* BEGIN Supplied data *

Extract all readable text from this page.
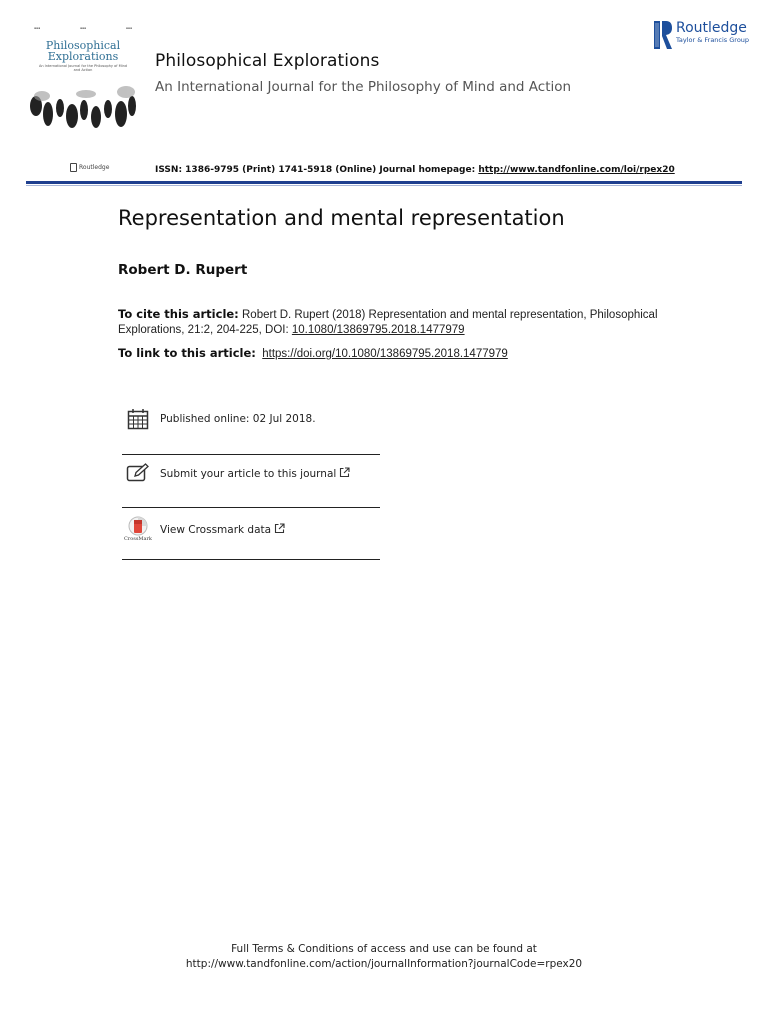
▪▪▪	▪▪▪	▪▪▪
Philosophical Explorations
An International Journal for the Philosophy of Mind and Action
Routledge
Philosophical Explorations
An International Journal for the Philosophy of Mind and Action
Routledge
Taylor & Francis Group
ISSN: 1386-9795 (Print) 1741-5918 (Online) Journal homepage: http://www.tandfonline.com/loi/rpex20
Representation and mental representation
Robert D. Rupert
To cite this article: Robert D. Rupert (2018) Representation and mental representation, Philosophical Explorations, 21:2, 204-225, DOI: 10.1080/13869795.2018.1477979
To link to this article: https://doi.org/10.1080/13869795.2018.1477979
Published online: 02 Jul 2018.
Submit your article to this journal
CrossMark
View Crossmark data
Full Terms & Conditions of access and use can be found at
http://www.tandfonline.com/action/journalInformation?journalCode=rpex20
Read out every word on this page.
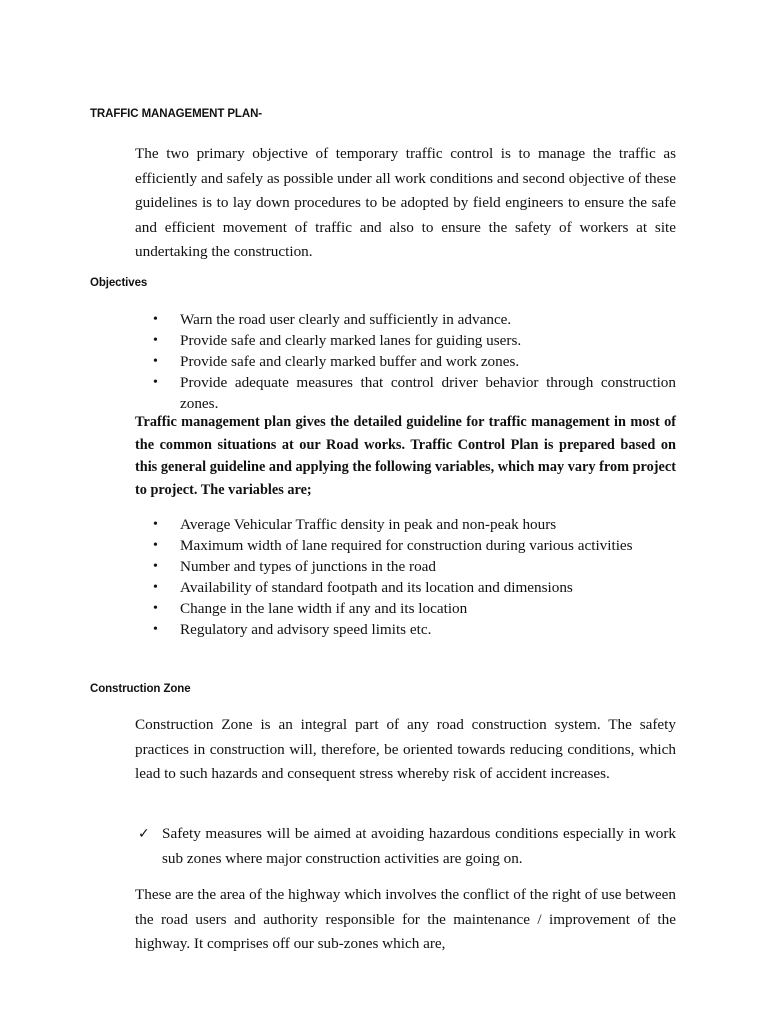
TRAFFIC MANAGEMENT PLAN-
The two primary objective of temporary traffic control is to manage the traffic as efficiently and safely as possible under all work conditions and second objective of these guidelines is to lay down procedures to be adopted by field engineers to ensure the safe and efficient movement of traffic and also to ensure the safety of workers at site undertaking the construction.
Objectives
• Warn the road user clearly and sufficiently in advance.
• Provide safe and clearly marked lanes for guiding users.
• Provide safe and clearly marked buffer and work zones.
• Provide adequate measures that control driver behavior through construction zones.
Traffic management plan gives the detailed guideline for traffic management in most of the common situations at our Road works. Traffic Control Plan is prepared based on this general guideline and applying the following variables, which may vary from project to project. The variables are;
• Average Vehicular Traffic density in peak and non-peak hours
• Maximum width of lane required for construction during various activities
• Number and types of junctions in the road
• Availability of standard footpath and its location and dimensions
• Change in the lane width if any and its location
• Regulatory and advisory speed limits etc.
Construction Zone
Construction Zone is an integral part of any road construction system. The safety practices in construction will, therefore, be oriented towards reducing conditions, which lead to such hazards and consequent stress whereby risk of accident increases.
✓ Safety measures will be aimed at avoiding hazardous conditions especially in work sub zones where major construction activities are going on.
These are the area of the highway which involves the conflict of the right of use between the road users and authority responsible for the maintenance / improvement of the highway. It comprises off our sub-zones which are,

* END Supplied data *

■ Aim of the exercise
Repeat all the records above exactly, leaving out any pictures.

■ Result of this task
Extract all readable text from this page.
▪▪▪	▪▪▪	▪▪▪
Philosophical Explorations
An International Journal for the Philosophy of Mind and Action
Routledge
Philosophical Explorations
An International Journal for the Philosophy of Mind and Action
Routledge
Taylor & Francis Group
ISSN: 1386-9795 (Print) 1741-5918 (Online) Journal homepage: http://www.tandfonline.com/loi/rpex20
Representation and mental representation
Robert D. Rupert
To cite this article: Robert D. Rupert (2018) Representation and mental representation, Philosophical Explorations, 21:2, 204-225, DOI: 10.1080/13869795.2018.1477979
To link to this article: https://doi.org/10.1080/13869795.2018.1477979
Published online: 02 Jul 2018.
Submit your article to this journal
CrossMark
View Crossmark data
Full Terms & Conditions of access and use can be found at
http://www.tandfonline.com/action/journalInformation?journalCode=rpex20
Read out every word on this page.
TRAFFIC MANAGEMENT PLAN-
The two primary objective of temporary traffic control is to manage the traffic as efficiently and safely as possible under all work conditions and second objective of these guidelines is to lay down procedures to be adopted by field engineers to ensure the safe and efficient movement of traffic and also to ensure the safety of workers at site undertaking the construction.
Objectives
• Warn the road user clearly and sufficiently in advance.
• Provide safe and clearly marked lanes for guiding users.
• Provide safe and clearly marked buffer and work zones.
• Provide adequate measures that control driver behavior through construction zones.
Traffic management plan gives the detailed guideline for traffic management in most of the common situations at our Road works. Traffic Control Plan is prepared based on this general guideline and applying the following variables, which may vary from project to project. The variables are;
• Average Vehicular Traffic density in peak and non-peak hours
• Maximum width of lane required for construction during various activities
• Number and types of junctions in the road
• Availability of standard footpath and its location and dimensions
• Change in the lane width if any and its location
• Regulatory and advisory speed limits etc.
Construction Zone
Construction Zone is an integral part of any road construction system. The safety practices in construction will, therefore, be oriented towards reducing conditions, which lead to such hazards and consequent stress whereby risk of accident increases.
✓ Safety measures will be aimed at avoiding hazardous conditions especially in work sub zones where major construction activities are going on.
These are the area of the highway which involves the conflict of the right of use between the road users and authority responsible for the maintenance / improvement of the highway. It comprises off our sub-zones which are,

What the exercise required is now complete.